• **SOURCE MATERIAL**:
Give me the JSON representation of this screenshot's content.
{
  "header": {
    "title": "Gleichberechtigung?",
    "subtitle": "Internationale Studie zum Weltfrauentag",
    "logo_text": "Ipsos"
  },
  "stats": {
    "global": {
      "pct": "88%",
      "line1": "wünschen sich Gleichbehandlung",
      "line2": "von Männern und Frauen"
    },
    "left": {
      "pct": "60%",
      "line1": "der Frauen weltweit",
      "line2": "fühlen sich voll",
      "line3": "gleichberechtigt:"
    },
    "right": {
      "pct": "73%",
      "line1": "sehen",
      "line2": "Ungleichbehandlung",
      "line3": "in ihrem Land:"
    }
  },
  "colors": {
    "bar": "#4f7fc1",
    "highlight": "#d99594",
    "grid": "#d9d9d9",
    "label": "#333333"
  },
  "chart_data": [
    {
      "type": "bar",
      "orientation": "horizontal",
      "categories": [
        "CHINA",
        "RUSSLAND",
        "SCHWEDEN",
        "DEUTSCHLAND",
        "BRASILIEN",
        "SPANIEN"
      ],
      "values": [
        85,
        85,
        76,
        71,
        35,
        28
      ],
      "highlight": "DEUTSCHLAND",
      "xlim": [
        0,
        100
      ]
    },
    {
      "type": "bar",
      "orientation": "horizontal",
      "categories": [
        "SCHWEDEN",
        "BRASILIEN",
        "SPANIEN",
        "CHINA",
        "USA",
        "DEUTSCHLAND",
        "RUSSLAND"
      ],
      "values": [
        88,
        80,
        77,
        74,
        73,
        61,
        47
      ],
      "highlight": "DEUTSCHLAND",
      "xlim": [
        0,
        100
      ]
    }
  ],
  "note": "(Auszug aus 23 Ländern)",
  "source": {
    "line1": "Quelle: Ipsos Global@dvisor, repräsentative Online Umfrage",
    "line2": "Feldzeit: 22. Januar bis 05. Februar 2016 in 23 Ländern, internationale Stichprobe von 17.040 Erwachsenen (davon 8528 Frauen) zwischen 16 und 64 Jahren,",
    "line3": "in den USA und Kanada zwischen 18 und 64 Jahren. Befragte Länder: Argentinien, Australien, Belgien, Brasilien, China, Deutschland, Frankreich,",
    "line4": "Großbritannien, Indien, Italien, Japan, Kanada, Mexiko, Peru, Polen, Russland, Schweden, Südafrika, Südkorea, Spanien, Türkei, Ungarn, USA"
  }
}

• **THE PROBLEM**:
Reproduce each line verbatim.

• **COMPLETE OUTPUT**:
Give me the JSON representation of this screenshot's content.
{
  "header": {
    "title": "Gleichberechtigung?",
    "subtitle": "Internationale Studie zum Weltfrauentag",
    "logo_text": "Ipsos"
  },
  "stats": {
    "global": {
      "pct": "88%",
      "line1": "wünschen sich Gleichbehandlung",
      "line2": "von Männern und Frauen"
    },
    "left": {
      "pct": "60%",
      "line1": "der Frauen weltweit",
      "line2": "fühlen sich voll",
      "line3": "gleichberechtigt:"
    },
    "right": {
      "pct": "73%",
      "line1": "sehen",
      "line2": "Ungleichbehandlung",
      "line3": "in ihrem Land:"
    }
  },
  "colors": {
    "bar": "#4f7fc1",
    "highlight": "#d99594",
    "grid": "#d9d9d9",
    "label": "#333333"
  },
  "chart_data": [
    {
      "type": "bar",
      "orientation": "horizontal",
      "categories": [
        "CHINA",
        "RUSSLAND",
        "SCHWEDEN",
        "DEUTSCHLAND",
        "BRASILIEN",
        "SPANIEN"
      ],
      "values": [
        85,
        85,
        76,
        71,
        35,
        28
      ],
      "highlight": "DEUTSCHLAND",
      "xlim": [
        0,
        100
      ]
    },
    {
      "type": "bar",
      "orientation": "horizontal",
      "categories": [
        "SCHWEDEN",
        "BRASILIEN",
        "SPANIEN",
        "CHINA",
        "USA",
        "DEUTSCHLAND",
        "RUSSLAND"
      ],
      "values": [
        88,
        80,
        77,
        74,
        73,
        61,
        47
      ],
      "highlight": "DEUTSCHLAND",
      "xlim": [
        0,
        100
      ]
    }
  ],
  "note": "(Auszug aus 23 Ländern)",
  "source": {
    "line1": "Quelle: Ipsos Global@dvisor, repräsentative Online Umfrage",
    "line2": "Feldzeit: 22. Januar bis 05. Februar 2016 in 23 Ländern, internationale Stichprobe von 17.040 Erwachsenen (davon 8528 Frauen) zwischen 16 und 64 Jahren,",
    "line3": "in den USA und Kanada zwischen 18 und 64 Jahren. Befragte Länder: Argentinien, Australien, Belgien, Brasilien, China, Deutschland, Frankreich,",
    "line4": "Großbritannien, Indien, Italien, Japan, Kanada, Mexiko, Peru, Polen, Russland, Schweden, Südafrika, Südkorea, Spanien, Türkei, Ungarn, USA"
  }
}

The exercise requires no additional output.